EXERCISE TASK: Transcribe the data that follows precisely, omitting nothing.

Stored data:

--- Start ---

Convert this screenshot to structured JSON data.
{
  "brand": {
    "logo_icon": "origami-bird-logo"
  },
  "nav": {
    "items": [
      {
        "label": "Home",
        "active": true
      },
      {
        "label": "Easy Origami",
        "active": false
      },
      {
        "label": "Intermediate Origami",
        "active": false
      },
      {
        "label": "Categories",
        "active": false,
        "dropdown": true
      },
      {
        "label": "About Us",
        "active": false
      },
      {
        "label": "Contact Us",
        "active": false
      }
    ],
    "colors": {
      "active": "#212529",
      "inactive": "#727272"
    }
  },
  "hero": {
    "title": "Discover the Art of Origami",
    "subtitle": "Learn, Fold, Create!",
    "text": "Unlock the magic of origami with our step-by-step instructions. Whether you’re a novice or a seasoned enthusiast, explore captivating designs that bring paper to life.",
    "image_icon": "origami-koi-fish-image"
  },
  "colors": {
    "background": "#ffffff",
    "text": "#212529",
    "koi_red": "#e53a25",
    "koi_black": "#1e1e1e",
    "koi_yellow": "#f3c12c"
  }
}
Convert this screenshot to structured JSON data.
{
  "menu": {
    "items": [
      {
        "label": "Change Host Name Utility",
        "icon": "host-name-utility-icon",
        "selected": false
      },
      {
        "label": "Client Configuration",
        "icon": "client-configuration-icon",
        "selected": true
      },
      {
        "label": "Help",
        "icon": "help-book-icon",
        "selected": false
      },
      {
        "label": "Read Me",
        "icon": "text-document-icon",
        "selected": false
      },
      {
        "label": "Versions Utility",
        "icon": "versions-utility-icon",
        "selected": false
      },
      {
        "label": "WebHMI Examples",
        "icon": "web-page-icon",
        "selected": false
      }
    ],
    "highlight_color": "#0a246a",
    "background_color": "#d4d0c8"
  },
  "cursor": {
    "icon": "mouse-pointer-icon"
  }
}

--- End ---

THE REPLY:
Convert this screenshot to structured JSON data.
{
  "brand": {
    "logo_icon": "origami-bird-logo"
  },
  "nav": {
    "items": [
      {
        "label": "Home",
        "active": true
      },
      {
        "label": "Easy Origami",
        "active": false
      },
      {
        "label": "Intermediate Origami",
        "active": false
      },
      {
        "label": "Categories",
        "active": false,
        "dropdown": true
      },
      {
        "label": "About Us",
        "active": false
      },
      {
        "label": "Contact Us",
        "active": false
      }
    ],
    "colors": {
      "active": "#212529",
      "inactive": "#727272"
    }
  },
  "hero": {
    "title": "Discover the Art of Origami",
    "subtitle": "Learn, Fold, Create!",
    "text": "Unlock the magic of origami with our step-by-step instructions. Whether you’re a novice or a seasoned enthusiast, explore captivating designs that bring paper to life.",
    "image_icon": "origami-koi-fish-image"
  },
  "colors": {
    "background": "#ffffff",
    "text": "#212529",
    "koi_red": "#e53a25",
    "koi_black": "#1e1e1e",
    "koi_yellow": "#f3c12c"
  }
}
Convert this screenshot to structured JSON data.
{
  "menu": {
    "items": [
      {
        "label": "Change Host Name Utility",
        "icon": "host-name-utility-icon",
        "selected": false
      },
      {
        "label": "Client Configuration",
        "icon": "client-configuration-icon",
        "selected": true
      },
      {
        "label": "Help",
        "icon": "help-book-icon",
        "selected": false
      },
      {
        "label": "Read Me",
        "icon": "text-document-icon",
        "selected": false
      },
      {
        "label": "Versions Utility",
        "icon": "versions-utility-icon",
        "selected": false
      },
      {
        "label": "WebHMI Examples",
        "icon": "web-page-icon",
        "selected": false
      }
    ],
    "highlight_color": "#0a246a",
    "background_color": "#d4d0c8"
  },
  "cursor": {
    "icon": "mouse-pointer-icon"
  }
}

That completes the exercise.